- Short task
Which people does the court ruling below name? List every one of them.

Mary Oketch t/a Gospel Miracle & Healing Power Church & another v Seline Anyango t/a Celly Star Academy (Civil Appeal E141 of 2021) [2023] KEHC 1427 (KLR) (23 February 2023) (Ruling)
Neutral citation:
[2023] KEHC 1427 (KLR)
Republic of Kenya
Civil Appeal E141 of 2021
JN Kamau, J
February 23, 2023
Between
Mary Oketch t/a Gospel Miracle & Healing Power Church
1st Appellant
Charles Ogana (Caretaker)
2nd Appellant
and
Seline Anyango t/a Celly Star Academy
Respondent
(Hon WK Onkunya
Tribunal Case E011 of 2021
)
Ruling
Introduction
1.In their Notice of Motion dated December 8, 2021 and filed on December 9, 2021, the Appellants herein sought an order for stay of execution of the Ruling that was delivered on December 1, 2021 by Hon WK Onkunya pending the hearing and determination of his Appeal herein.
2.Mary Oketch swore an affidavit in support of the application on December 9, 2021 on her own behalf and on behalf of the 2nd Appellant herein. The Appellants averred that the Learned Magistrate directed them to comply with the order of the Business Premises Rent Tribunal (hereinafter referred to as 'BPRT') that was issued in BPRT Tribunal Case No E011 of 2021 that restrained them from interfering with the peaceable learning and occupation of the Respondent herein.
3.They further contended that in 2012, the Respondent approached them to store some school items as she looked for a suitable place to put up a school after being chased from where she operated a school.
4.They averred the Church entered into a friendly agreement with her in which it charged her a monthly fee of Kshs 15,000/= which was inclusive of security, water and electricity charges, to store her items but she refused to pay the same. They were emphatic that there was no tenancy agreement between her and the Church to operate a school within the Church premises.

- Information supplied

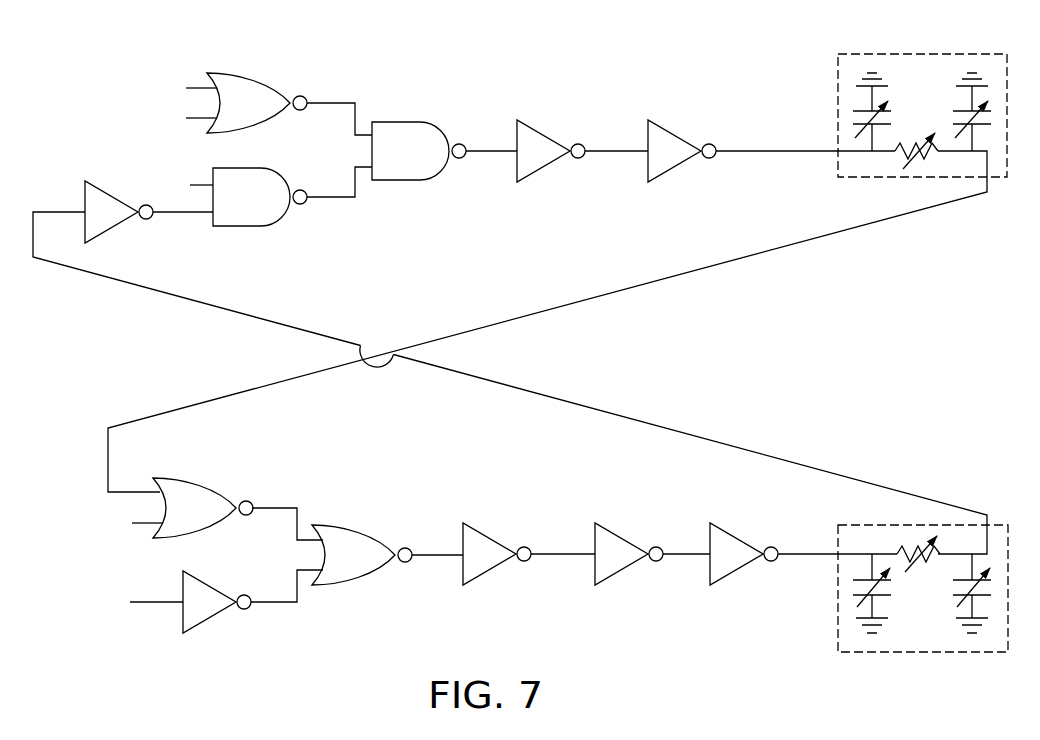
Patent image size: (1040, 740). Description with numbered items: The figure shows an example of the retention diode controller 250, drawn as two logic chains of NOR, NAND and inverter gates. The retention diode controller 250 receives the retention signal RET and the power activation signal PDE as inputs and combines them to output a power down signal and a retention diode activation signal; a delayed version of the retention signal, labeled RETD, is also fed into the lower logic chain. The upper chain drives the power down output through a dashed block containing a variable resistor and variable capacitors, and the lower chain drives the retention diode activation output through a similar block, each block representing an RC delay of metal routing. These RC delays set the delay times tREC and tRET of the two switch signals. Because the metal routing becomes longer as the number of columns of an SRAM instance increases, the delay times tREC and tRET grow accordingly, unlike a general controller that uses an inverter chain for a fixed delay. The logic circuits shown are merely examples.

- The answer
- Mary Oketch
- Charles Ogana
- Seline Anyango
- JN Kamau
- WK Onkunya